(Extracted records)
========================================

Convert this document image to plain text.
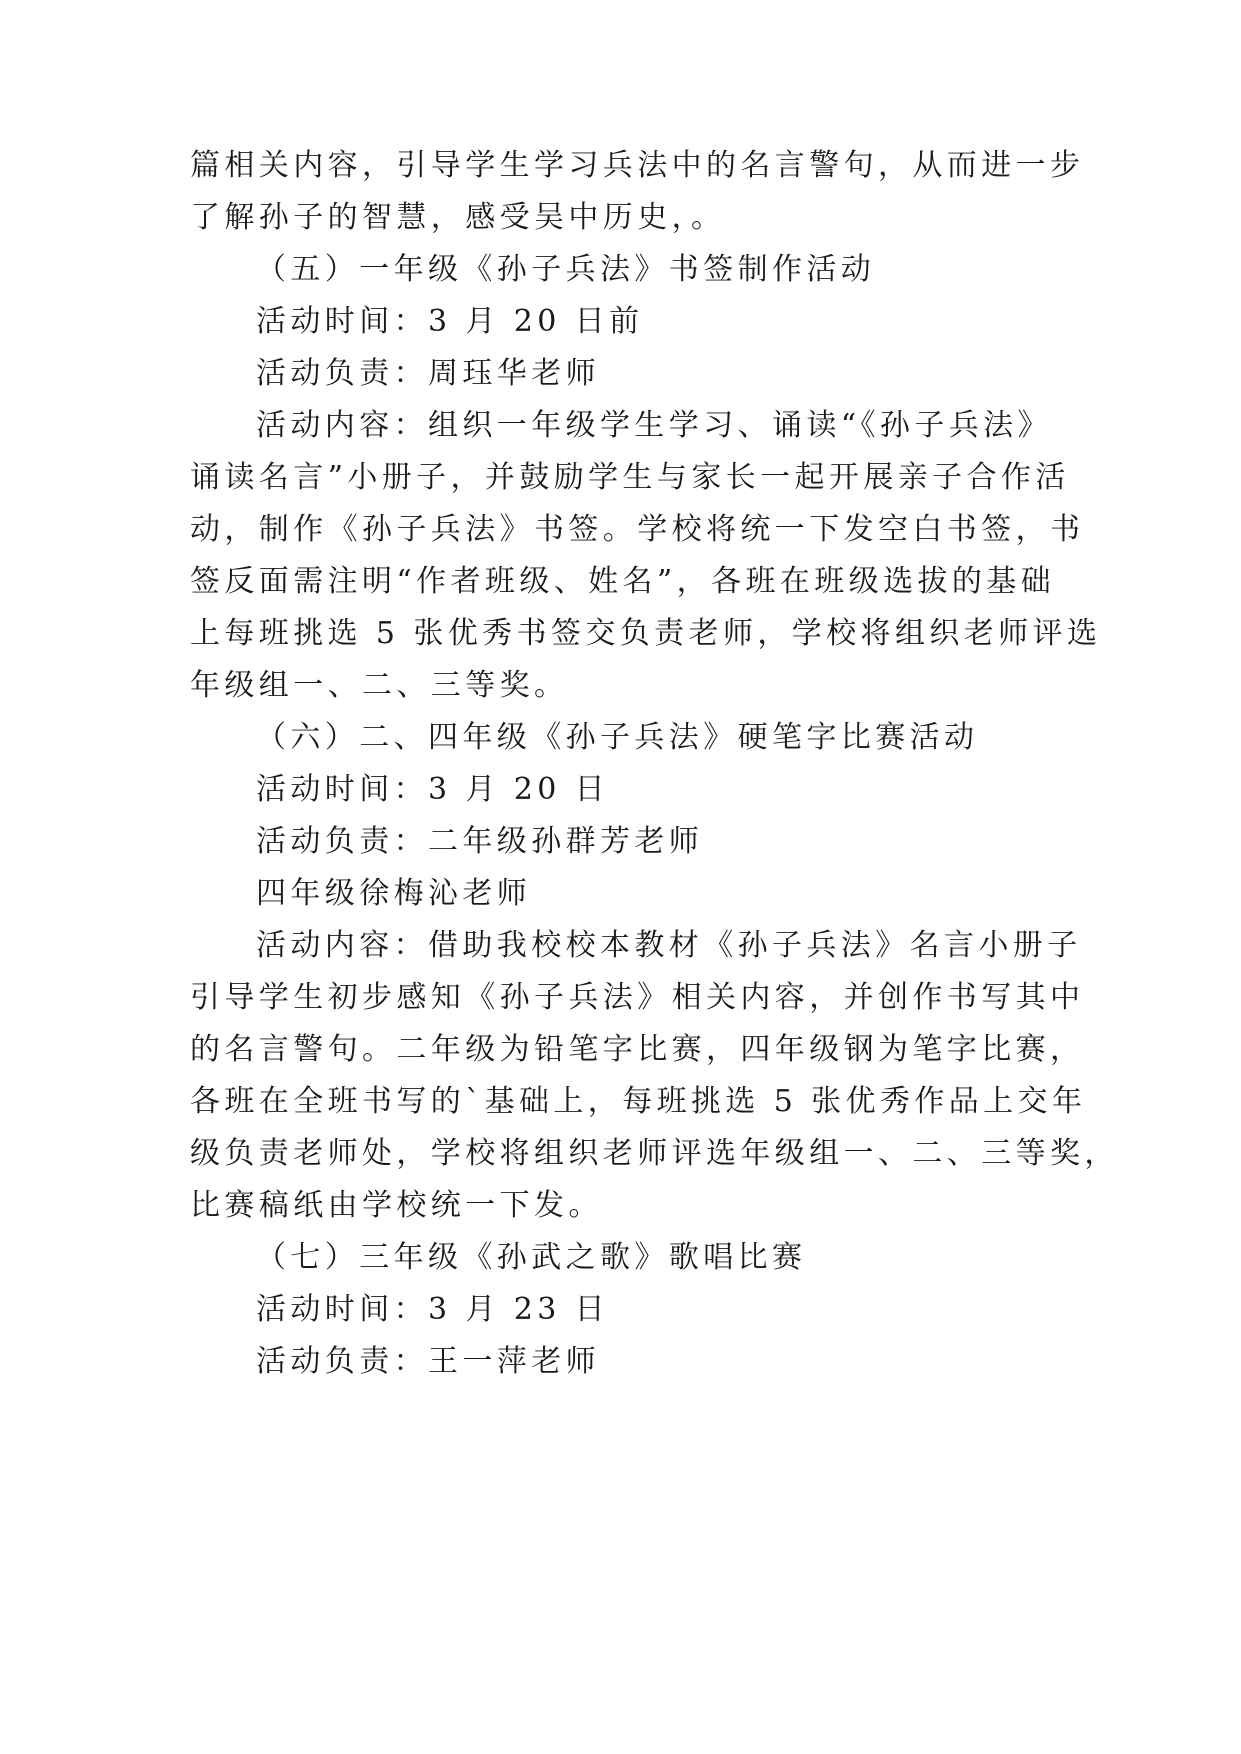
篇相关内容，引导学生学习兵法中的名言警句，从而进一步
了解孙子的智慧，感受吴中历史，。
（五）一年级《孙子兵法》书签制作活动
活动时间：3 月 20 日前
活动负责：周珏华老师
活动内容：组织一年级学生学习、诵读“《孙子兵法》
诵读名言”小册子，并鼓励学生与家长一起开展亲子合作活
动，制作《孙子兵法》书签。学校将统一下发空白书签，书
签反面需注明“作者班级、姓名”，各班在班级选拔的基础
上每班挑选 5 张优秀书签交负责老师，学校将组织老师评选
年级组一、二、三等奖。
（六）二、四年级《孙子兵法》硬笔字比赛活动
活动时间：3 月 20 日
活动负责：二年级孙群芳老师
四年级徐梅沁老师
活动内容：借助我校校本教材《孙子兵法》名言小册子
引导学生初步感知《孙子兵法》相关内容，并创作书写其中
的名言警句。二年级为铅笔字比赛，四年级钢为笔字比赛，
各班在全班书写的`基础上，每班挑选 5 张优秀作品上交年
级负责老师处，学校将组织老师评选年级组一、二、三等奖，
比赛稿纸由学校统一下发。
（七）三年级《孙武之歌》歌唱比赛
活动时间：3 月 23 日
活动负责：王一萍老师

========================================

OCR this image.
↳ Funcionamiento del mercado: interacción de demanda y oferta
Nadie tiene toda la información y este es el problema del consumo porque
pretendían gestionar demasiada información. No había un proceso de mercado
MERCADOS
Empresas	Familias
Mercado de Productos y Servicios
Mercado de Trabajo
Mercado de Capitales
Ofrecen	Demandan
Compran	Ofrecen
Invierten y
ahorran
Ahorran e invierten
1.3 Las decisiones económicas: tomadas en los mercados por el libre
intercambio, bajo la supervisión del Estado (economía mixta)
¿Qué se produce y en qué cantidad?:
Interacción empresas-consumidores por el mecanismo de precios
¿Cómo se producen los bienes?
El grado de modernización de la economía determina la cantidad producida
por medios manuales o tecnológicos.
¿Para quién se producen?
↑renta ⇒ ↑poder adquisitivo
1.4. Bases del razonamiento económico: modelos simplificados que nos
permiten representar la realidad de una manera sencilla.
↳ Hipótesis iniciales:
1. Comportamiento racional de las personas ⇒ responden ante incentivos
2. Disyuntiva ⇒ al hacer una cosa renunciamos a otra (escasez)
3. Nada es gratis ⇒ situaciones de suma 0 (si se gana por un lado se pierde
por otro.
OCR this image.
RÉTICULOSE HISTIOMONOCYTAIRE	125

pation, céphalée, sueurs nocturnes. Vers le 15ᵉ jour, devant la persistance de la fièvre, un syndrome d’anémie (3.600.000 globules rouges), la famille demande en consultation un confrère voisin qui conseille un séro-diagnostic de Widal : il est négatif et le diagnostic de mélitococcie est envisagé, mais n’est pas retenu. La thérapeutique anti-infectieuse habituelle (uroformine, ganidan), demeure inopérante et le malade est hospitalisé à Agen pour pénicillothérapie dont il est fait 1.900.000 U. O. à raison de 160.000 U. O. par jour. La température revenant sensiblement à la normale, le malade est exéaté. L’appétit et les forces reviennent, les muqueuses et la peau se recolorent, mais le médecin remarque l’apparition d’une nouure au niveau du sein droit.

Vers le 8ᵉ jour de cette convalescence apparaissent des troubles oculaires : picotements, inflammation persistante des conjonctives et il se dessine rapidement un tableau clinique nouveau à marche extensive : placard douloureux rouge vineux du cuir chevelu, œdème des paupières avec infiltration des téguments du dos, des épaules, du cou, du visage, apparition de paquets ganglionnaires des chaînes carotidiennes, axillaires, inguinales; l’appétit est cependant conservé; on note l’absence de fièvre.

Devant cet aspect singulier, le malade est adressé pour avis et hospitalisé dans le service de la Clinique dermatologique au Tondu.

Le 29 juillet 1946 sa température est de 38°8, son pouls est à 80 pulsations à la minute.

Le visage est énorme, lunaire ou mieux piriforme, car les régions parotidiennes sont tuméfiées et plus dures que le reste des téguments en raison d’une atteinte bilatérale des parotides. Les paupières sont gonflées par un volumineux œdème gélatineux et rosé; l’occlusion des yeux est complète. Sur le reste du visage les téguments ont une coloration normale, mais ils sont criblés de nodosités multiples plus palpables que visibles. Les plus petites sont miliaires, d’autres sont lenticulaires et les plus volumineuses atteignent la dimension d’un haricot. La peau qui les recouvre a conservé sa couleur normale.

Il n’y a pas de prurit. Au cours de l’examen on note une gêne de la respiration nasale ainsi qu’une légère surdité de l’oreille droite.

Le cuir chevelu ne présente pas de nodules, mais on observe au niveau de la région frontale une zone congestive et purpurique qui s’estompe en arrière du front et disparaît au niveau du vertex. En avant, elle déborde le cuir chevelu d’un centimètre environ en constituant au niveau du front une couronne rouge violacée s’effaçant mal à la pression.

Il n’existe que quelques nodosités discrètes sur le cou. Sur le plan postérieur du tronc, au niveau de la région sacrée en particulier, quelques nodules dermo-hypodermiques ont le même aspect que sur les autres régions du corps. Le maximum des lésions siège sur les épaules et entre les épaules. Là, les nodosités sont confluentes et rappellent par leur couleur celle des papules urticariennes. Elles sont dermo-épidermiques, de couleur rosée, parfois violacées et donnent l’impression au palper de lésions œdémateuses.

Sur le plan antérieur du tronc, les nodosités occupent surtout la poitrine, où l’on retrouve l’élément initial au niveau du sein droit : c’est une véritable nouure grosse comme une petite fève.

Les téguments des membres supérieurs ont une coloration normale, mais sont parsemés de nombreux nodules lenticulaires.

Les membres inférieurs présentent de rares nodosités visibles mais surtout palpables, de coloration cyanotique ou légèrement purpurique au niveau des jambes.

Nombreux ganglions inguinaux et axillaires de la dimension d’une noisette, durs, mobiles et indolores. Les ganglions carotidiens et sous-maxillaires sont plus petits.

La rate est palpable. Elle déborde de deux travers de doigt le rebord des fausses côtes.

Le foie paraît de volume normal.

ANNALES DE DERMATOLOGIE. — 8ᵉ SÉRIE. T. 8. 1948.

========================================

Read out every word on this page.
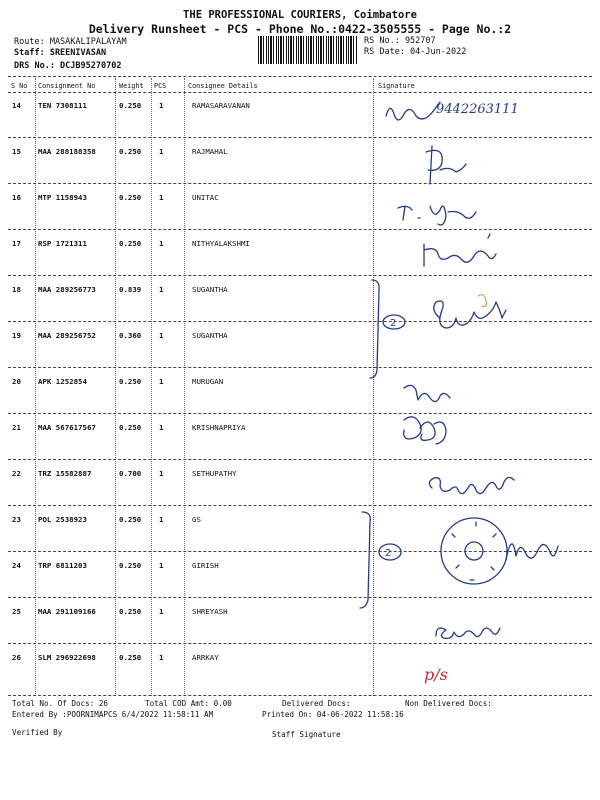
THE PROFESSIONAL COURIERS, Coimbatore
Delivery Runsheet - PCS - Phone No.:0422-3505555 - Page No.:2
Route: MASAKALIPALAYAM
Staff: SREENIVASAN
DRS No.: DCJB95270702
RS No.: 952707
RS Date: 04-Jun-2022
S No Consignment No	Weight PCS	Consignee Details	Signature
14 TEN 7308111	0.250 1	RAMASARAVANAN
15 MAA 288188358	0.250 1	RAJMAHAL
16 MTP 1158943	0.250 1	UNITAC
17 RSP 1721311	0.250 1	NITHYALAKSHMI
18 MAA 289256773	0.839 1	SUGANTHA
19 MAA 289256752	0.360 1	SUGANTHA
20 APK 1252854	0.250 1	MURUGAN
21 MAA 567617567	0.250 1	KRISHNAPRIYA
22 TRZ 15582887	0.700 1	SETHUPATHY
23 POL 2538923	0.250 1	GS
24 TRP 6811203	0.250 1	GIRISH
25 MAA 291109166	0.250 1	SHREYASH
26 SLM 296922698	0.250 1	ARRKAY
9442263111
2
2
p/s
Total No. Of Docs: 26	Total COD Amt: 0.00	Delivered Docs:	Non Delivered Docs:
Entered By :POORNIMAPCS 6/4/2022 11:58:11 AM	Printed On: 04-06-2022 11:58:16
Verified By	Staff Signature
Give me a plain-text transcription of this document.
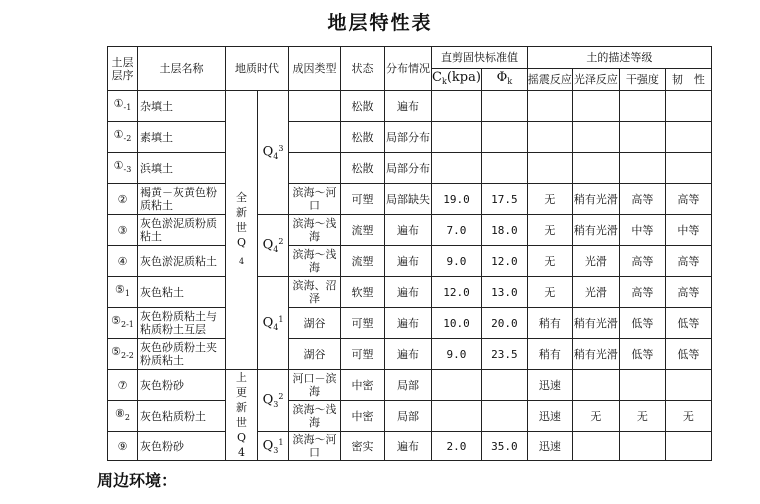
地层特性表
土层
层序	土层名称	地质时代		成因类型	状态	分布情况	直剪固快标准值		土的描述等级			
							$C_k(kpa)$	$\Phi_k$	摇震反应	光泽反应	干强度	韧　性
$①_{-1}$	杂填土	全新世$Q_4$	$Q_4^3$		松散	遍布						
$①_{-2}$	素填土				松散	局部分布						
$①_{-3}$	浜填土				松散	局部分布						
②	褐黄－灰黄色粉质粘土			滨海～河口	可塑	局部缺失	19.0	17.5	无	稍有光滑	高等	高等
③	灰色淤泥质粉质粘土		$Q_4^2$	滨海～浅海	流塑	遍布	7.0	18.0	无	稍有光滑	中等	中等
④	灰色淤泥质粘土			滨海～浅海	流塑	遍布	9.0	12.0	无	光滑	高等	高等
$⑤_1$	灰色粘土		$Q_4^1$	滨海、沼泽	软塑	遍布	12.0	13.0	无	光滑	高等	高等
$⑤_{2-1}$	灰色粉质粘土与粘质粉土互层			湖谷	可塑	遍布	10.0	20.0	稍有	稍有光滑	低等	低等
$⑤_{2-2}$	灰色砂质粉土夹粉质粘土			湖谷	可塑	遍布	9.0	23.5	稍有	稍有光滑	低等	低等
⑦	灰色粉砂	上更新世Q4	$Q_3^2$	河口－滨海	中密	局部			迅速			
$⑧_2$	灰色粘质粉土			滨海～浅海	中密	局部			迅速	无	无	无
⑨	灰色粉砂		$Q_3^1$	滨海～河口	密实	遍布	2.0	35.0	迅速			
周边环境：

========================================

GIVEN REQUEST:
Which lines include the word "SUGANTHA"? List them all.

ANSWER IN FULL:
18 MAA 289256773	0.839 1	SUGANTHA
19 MAA 289256752	0.360 1	SUGANTHA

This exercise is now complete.